══ AVAILABLE DATA ══
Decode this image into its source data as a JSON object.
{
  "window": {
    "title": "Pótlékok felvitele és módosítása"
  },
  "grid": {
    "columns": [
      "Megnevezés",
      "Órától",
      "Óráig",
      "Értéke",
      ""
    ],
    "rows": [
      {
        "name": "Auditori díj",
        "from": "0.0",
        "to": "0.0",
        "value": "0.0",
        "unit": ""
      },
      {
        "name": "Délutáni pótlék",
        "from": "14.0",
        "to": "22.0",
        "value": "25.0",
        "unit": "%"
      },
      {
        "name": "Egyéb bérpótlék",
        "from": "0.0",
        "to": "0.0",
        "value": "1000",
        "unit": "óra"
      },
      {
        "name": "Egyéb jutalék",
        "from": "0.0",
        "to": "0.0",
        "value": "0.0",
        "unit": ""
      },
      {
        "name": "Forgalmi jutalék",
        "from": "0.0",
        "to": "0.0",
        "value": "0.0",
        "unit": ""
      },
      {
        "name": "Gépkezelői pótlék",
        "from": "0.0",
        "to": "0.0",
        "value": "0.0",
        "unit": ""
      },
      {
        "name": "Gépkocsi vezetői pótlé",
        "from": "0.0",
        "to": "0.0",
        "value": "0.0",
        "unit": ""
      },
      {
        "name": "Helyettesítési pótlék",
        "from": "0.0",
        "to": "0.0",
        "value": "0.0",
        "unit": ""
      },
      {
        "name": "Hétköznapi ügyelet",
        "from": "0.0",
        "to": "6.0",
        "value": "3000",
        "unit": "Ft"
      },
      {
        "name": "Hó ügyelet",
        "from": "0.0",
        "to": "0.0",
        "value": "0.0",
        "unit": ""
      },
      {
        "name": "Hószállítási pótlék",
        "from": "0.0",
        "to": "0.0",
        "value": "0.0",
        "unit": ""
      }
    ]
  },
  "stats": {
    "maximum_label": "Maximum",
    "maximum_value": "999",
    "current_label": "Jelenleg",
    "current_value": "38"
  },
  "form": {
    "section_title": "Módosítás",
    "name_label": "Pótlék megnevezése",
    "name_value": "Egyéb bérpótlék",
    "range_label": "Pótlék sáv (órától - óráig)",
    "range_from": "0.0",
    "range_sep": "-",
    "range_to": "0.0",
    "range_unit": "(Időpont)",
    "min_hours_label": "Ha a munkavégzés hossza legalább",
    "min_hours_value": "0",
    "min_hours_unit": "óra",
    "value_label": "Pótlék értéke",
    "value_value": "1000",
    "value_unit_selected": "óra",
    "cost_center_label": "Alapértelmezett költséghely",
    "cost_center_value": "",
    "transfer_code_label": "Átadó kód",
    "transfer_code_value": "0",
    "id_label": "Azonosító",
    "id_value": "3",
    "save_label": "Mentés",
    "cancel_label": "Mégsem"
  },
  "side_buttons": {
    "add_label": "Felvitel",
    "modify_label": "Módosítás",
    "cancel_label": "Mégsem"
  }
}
═══
#### [SHORT TASK]
Extract the entries above verbatim.

#### [EXPECTED OUTPUT]
Decode this image into its source data as a JSON object.
{
  "window": {
    "title": "Pótlékok felvitele és módosítása"
  },
  "grid": {
    "columns": [
      "Megnevezés",
      "Órától",
      "Óráig",
      "Értéke",
      ""
    ],
    "rows": [
      {
        "name": "Auditori díj",
        "from": "0.0",
        "to": "0.0",
        "value": "0.0",
        "unit": ""
      },
      {
        "name": "Délutáni pótlék",
        "from": "14.0",
        "to": "22.0",
        "value": "25.0",
        "unit": "%"
      },
      {
        "name": "Egyéb bérpótlék",
        "from": "0.0",
        "to": "0.0",
        "value": "1000",
        "unit": "óra"
      },
      {
        "name": "Egyéb jutalék",
        "from": "0.0",
        "to": "0.0",
        "value": "0.0",
        "unit": ""
      },
      {
        "name": "Forgalmi jutalék",
        "from": "0.0",
        "to": "0.0",
        "value": "0.0",
        "unit": ""
      },
      {
        "name": "Gépkezelői pótlék",
        "from": "0.0",
        "to": "0.0",
        "value": "0.0",
        "unit": ""
      },
      {
        "name": "Gépkocsi vezetői pótlé",
        "from": "0.0",
        "to": "0.0",
        "value": "0.0",
        "unit": ""
      },
      {
        "name": "Helyettesítési pótlék",
        "from": "0.0",
        "to": "0.0",
        "value": "0.0",
        "unit": ""
      },
      {
        "name": "Hétköznapi ügyelet",
        "from": "0.0",
        "to": "6.0",
        "value": "3000",
        "unit": "Ft"
      },
      {
        "name": "Hó ügyelet",
        "from": "0.0",
        "to": "0.0",
        "value": "0.0",
        "unit": ""
      },
      {
        "name": "Hószállítási pótlék",
        "from": "0.0",
        "to": "0.0",
        "value": "0.0",
        "unit": ""
      }
    ]
  },
  "stats": {
    "maximum_label": "Maximum",
    "maximum_value": "999",
    "current_label": "Jelenleg",
    "current_value": "38"
  },
  "form": {
    "section_title": "Módosítás",
    "name_label": "Pótlék megnevezése",
    "name_value": "Egyéb bérpótlék",
    "range_label": "Pótlék sáv (órától - óráig)",
    "range_from": "0.0",
    "range_sep": "-",
    "range_to": "0.0",
    "range_unit": "(Időpont)",
    "min_hours_label": "Ha a munkavégzés hossza legalább",
    "min_hours_value": "0",
    "min_hours_unit": "óra",
    "value_label": "Pótlék értéke",
    "value_value": "1000",
    "value_unit_selected": "óra",
    "cost_center_label": "Alapértelmezett költséghely",
    "cost_center_value": "",
    "transfer_code_label": "Átadó kód",
    "transfer_code_value": "0",
    "id_label": "Azonosító",
    "id_value": "3",
    "save_label": "Mentés",
    "cancel_label": "Mégsem"
  },
  "side_buttons": {
    "add_label": "Felvitel",
    "modify_label": "Módosítás",
    "cancel_label": "Mégsem"
  }
}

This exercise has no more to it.